Exercise brief
Set down all of the data that follows word for word, without the images.

*-*-*

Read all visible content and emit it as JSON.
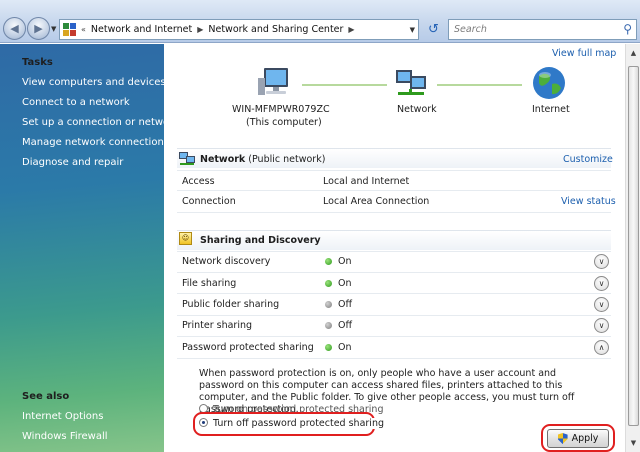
{
  "address": {
    "overflow": "«",
    "crumbs": [
      "Network and Internet",
      "Network and Sharing Center"
    ],
    "search_placeholder": "Search"
  },
  "sidebar": {
    "tasks_heading": "Tasks",
    "tasks": [
      "View computers and devices",
      "Connect to a network",
      "Set up a connection or network",
      "Manage network connections",
      "Diagnose and repair"
    ],
    "see_also_heading": "See also",
    "see_also": [
      "Internet Options",
      "Windows Firewall"
    ]
  },
  "map": {
    "view_full_map": "View full map",
    "computer_name": "WIN-MFMPWR079ZC",
    "computer_sub": "(This computer)",
    "network_label": "Network",
    "internet_label": "Internet"
  },
  "network": {
    "name": "Network",
    "type": "(Public network)",
    "customize": "Customize",
    "rows": [
      {
        "label": "Access",
        "value": "Local and Internet",
        "link": ""
      },
      {
        "label": "Connection",
        "value": "Local Area Connection",
        "link": "View status"
      }
    ]
  },
  "sharing": {
    "heading": "Sharing and Discovery",
    "rows": [
      {
        "label": "Network discovery",
        "status": "On"
      },
      {
        "label": "File sharing",
        "status": "On"
      },
      {
        "label": "Public folder sharing",
        "status": "Off"
      },
      {
        "label": "Printer sharing",
        "status": "Off"
      },
      {
        "label": "Password protected sharing",
        "status": "On"
      }
    ],
    "description": "When password protection is on, only people who have a user account and password on this computer can access shared files, printers attached to this computer, and the Public folder. To give other people access, you must turn off password protection.",
    "option_on": "Turn on password protected sharing",
    "option_off": "Turn off password protected sharing",
    "selected_option": "off",
    "apply_label": "Apply"
  },
  "colors": {
    "link": "#1c5fae",
    "highlight": "#e01f1f",
    "on": "#2e9a1d",
    "off": "#7d7d7d"
  }
}
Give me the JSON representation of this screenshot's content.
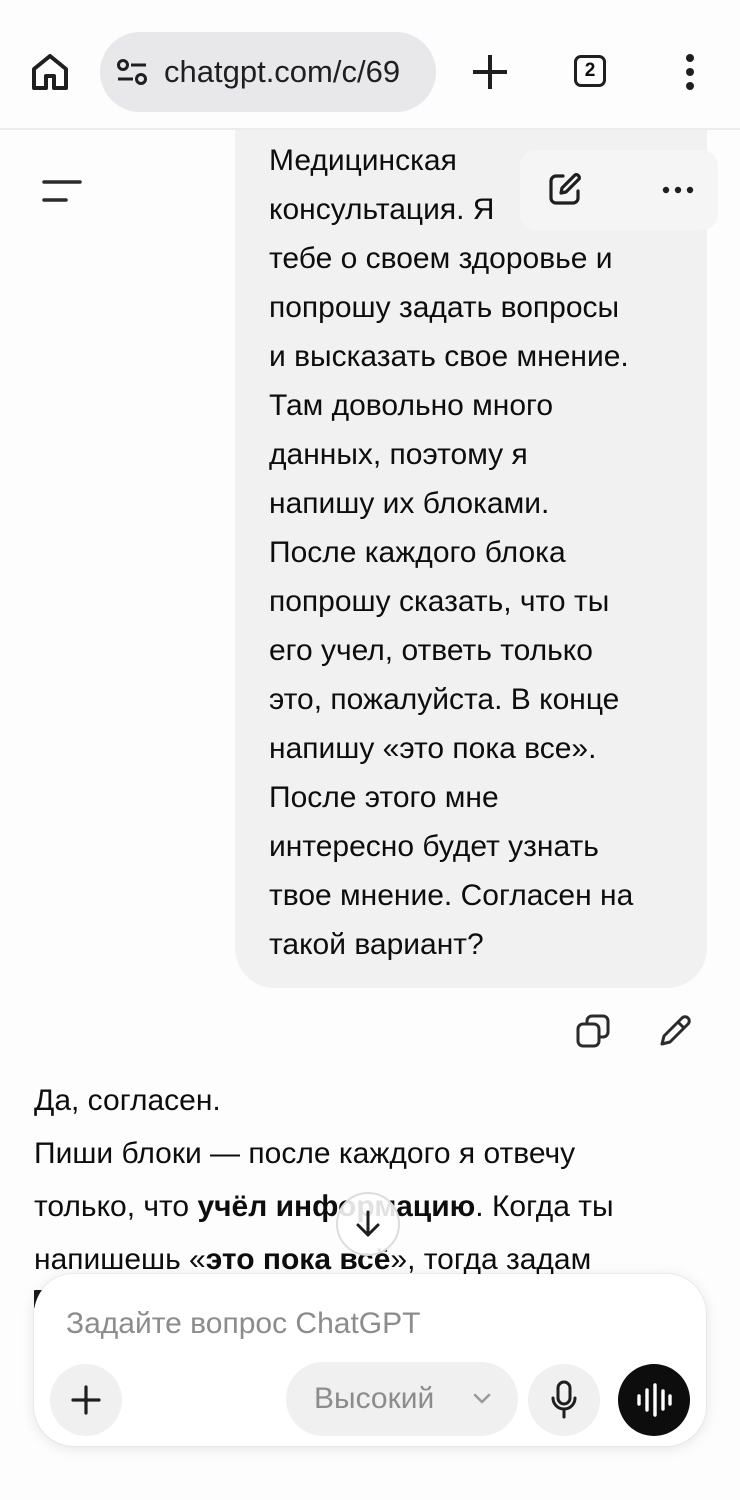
{
  "browser": {
    "url": "chatgpt.com/c/69",
    "tab_count": "2",
    "icons": [
      "home-icon",
      "site-settings-icon",
      "plus-icon",
      "tabs-icon",
      "more-vert-icon"
    ]
  },
  "header": {
    "icons": [
      "sidebar-menu-icon",
      "new-chat-icon",
      "more-horizontal-icon"
    ]
  },
  "user_message": {
    "lines": [
      "Медицинская",
      "консультация. Я",
      "тебе о своем здоровье и",
      "попрошу задать вопросы",
      "и высказать свое мнение.",
      "Там довольно много",
      "данных, поэтому я",
      "напишу их блоками.",
      "После каждого блока",
      "попрошу сказать, что ты",
      "его учел, ответь только",
      "это, пожалуйста. В конце",
      "напишу «это пока все».",
      "После этого мне",
      "интересно будет узнать",
      "твое мнение. Согласен на",
      "такой вариант?"
    ],
    "actions": [
      "copy-icon",
      "edit-icon"
    ]
  },
  "assistant_message": {
    "line1": "Да, согласен.",
    "line2": "Пиши блоки — после каждого я отвечу",
    "line3_a": "только, что ",
    "line3_b": "учёл информацию",
    "line3_c": ". Когда ты",
    "line4_a": "напишешь «",
    "line4_b": "это пока всё",
    "line4_c": "», тогда задам"
  },
  "composer": {
    "placeholder": "Задайте вопрос ChatGPT",
    "model_label": "Высокий",
    "icons": [
      "plus-icon",
      "chevron-down-icon",
      "microphone-icon",
      "voice-mode-icon",
      "arrow-down-icon"
    ]
  },
  "colors": {
    "bubble": "#f1f1f1",
    "pill": "#e8e8ea",
    "text": "#0d0d0d",
    "placeholder": "#8c8c8c",
    "voice_button": "#0d0d0d"
  }
}
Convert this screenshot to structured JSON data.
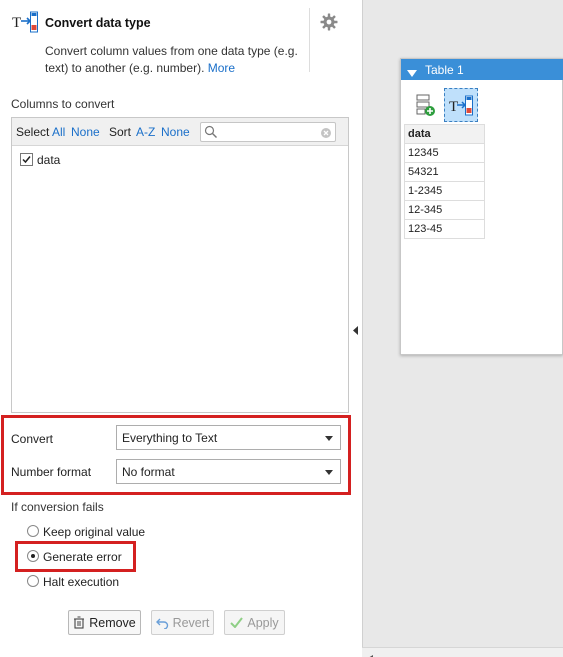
{
  "header": {
    "title": "Convert data type",
    "description": "Convert column values from one data type (e.g. text) to another (e.g. number).",
    "more_link": "More"
  },
  "columns": {
    "section_label": "Columns to convert",
    "select_label": "Select",
    "select_all": "All",
    "select_none": "None",
    "sort_label": "Sort",
    "sort_az": "A-Z",
    "sort_none": "None",
    "search_placeholder": "",
    "items": [
      {
        "label": "data",
        "checked": true
      }
    ]
  },
  "options": {
    "convert_label": "Convert",
    "convert_value": "Everything to Text",
    "number_format_label": "Number format",
    "number_format_value": "No format"
  },
  "failure": {
    "section_label": "If conversion fails",
    "options": [
      {
        "label": "Keep original value",
        "selected": false
      },
      {
        "label": "Generate error",
        "selected": true
      },
      {
        "label": "Halt execution",
        "selected": false
      }
    ]
  },
  "buttons": {
    "remove": "Remove",
    "revert": "Revert",
    "apply": "Apply"
  },
  "table_widget": {
    "title": "Table 1",
    "column_header": "data",
    "rows": [
      "12345",
      "54321",
      "1-2345",
      "12-345",
      "123-45"
    ]
  },
  "colors": {
    "accent": "#1a6fc9",
    "highlight": "#d42020",
    "widget_header": "#3a8fd8"
  }
}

*-*-*

Written answer
Read all visible content and emit it as JSON.
{
  "address": {
    "overflow": "«",
    "crumbs": [
      "Network and Internet",
      "Network and Sharing Center"
    ],
    "search_placeholder": "Search"
  },
  "sidebar": {
    "tasks_heading": "Tasks",
    "tasks": [
      "View computers and devices",
      "Connect to a network",
      "Set up a connection or network",
      "Manage network connections",
      "Diagnose and repair"
    ],
    "see_also_heading": "See also",
    "see_also": [
      "Internet Options",
      "Windows Firewall"
    ]
  },
  "map": {
    "view_full_map": "View full map",
    "computer_name": "WIN-MFMPWR079ZC",
    "computer_sub": "(This computer)",
    "network_label": "Network",
    "internet_label": "Internet"
  },
  "network": {
    "name": "Network",
    "type": "(Public network)",
    "customize": "Customize",
    "rows": [
      {
        "label": "Access",
        "value": "Local and Internet",
        "link": ""
      },
      {
        "label": "Connection",
        "value": "Local Area Connection",
        "link": "View status"
      }
    ]
  },
  "sharing": {
    "heading": "Sharing and Discovery",
    "rows": [
      {
        "label": "Network discovery",
        "status": "On"
      },
      {
        "label": "File sharing",
        "status": "On"
      },
      {
        "label": "Public folder sharing",
        "status": "Off"
      },
      {
        "label": "Printer sharing",
        "status": "Off"
      },
      {
        "label": "Password protected sharing",
        "status": "On"
      }
    ],
    "description": "When password protection is on, only people who have a user account and password on this computer can access shared files, printers attached to this computer, and the Public folder. To give other people access, you must turn off password protection.",
    "option_on": "Turn on password protected sharing",
    "option_off": "Turn off password protected sharing",
    "selected_option": "off",
    "apply_label": "Apply"
  },
  "colors": {
    "link": "#1c5fae",
    "highlight": "#e01f1f",
    "on": "#2e9a1d",
    "off": "#7d7d7d"
  }
}
Give me the JSON representation of this screenshot's content.
{
  "browser": {
    "url": "chatgpt.com/c/69",
    "tab_count": "2",
    "icons": [
      "home-icon",
      "site-settings-icon",
      "plus-icon",
      "tabs-icon",
      "more-vert-icon"
    ]
  },
  "header": {
    "icons": [
      "sidebar-menu-icon",
      "new-chat-icon",
      "more-horizontal-icon"
    ]
  },
  "user_message": {
    "lines": [
      "Медицинская",
      "консультация. Я",
      "тебе о своем здоровье и",
      "попрошу задать вопросы",
      "и высказать свое мнение.",
      "Там довольно много",
      "данных, поэтому я",
      "напишу их блоками.",
      "После каждого блока",
      "попрошу сказать, что ты",
      "его учел, ответь только",
      "это, пожалуйста. В конце",
      "напишу «это пока все».",
      "После этого мне",
      "интересно будет узнать",
      "твое мнение. Согласен на",
      "такой вариант?"
    ],
    "actions": [
      "copy-icon",
      "edit-icon"
    ]
  },
  "assistant_message": {
    "line1": "Да, согласен.",
    "line2": "Пиши блоки — после каждого я отвечу",
    "line3_a": "только, что ",
    "line3_b": "учёл информацию",
    "line3_c": ". Когда ты",
    "line4_a": "напишешь «",
    "line4_b": "это пока всё",
    "line4_c": "», тогда задам"
  },
  "composer": {
    "placeholder": "Задайте вопрос ChatGPT",
    "model_label": "Высокий",
    "icons": [
      "plus-icon",
      "chevron-down-icon",
      "microphone-icon",
      "voice-mode-icon",
      "arrow-down-icon"
    ]
  },
  "colors": {
    "bubble": "#f1f1f1",
    "pill": "#e8e8ea",
    "text": "#0d0d0d",
    "placeholder": "#8c8c8c",
    "voice_button": "#0d0d0d"
  }
}
Convert this screenshot to structured JSON data.
{
  "header": {
    "title": "Convert data type",
    "description": "Convert column values from one data type (e.g. text) to another (e.g. number).",
    "more_link": "More"
  },
  "columns": {
    "section_label": "Columns to convert",
    "select_label": "Select",
    "select_all": "All",
    "select_none": "None",
    "sort_label": "Sort",
    "sort_az": "A-Z",
    "sort_none": "None",
    "search_placeholder": "",
    "items": [
      {
        "label": "data",
        "checked": true
      }
    ]
  },
  "options": {
    "convert_label": "Convert",
    "convert_value": "Everything to Text",
    "number_format_label": "Number format",
    "number_format_value": "No format"
  },
  "failure": {
    "section_label": "If conversion fails",
    "options": [
      {
        "label": "Keep original value",
        "selected": false
      },
      {
        "label": "Generate error",
        "selected": true
      },
      {
        "label": "Halt execution",
        "selected": false
      }
    ]
  },
  "buttons": {
    "remove": "Remove",
    "revert": "Revert",
    "apply": "Apply"
  },
  "table_widget": {
    "title": "Table 1",
    "column_header": "data",
    "rows": [
      "12345",
      "54321",
      "1-2345",
      "12-345",
      "123-45"
    ]
  },
  "colors": {
    "accent": "#1a6fc9",
    "highlight": "#d42020",
    "widget_header": "#3a8fd8"
  }
}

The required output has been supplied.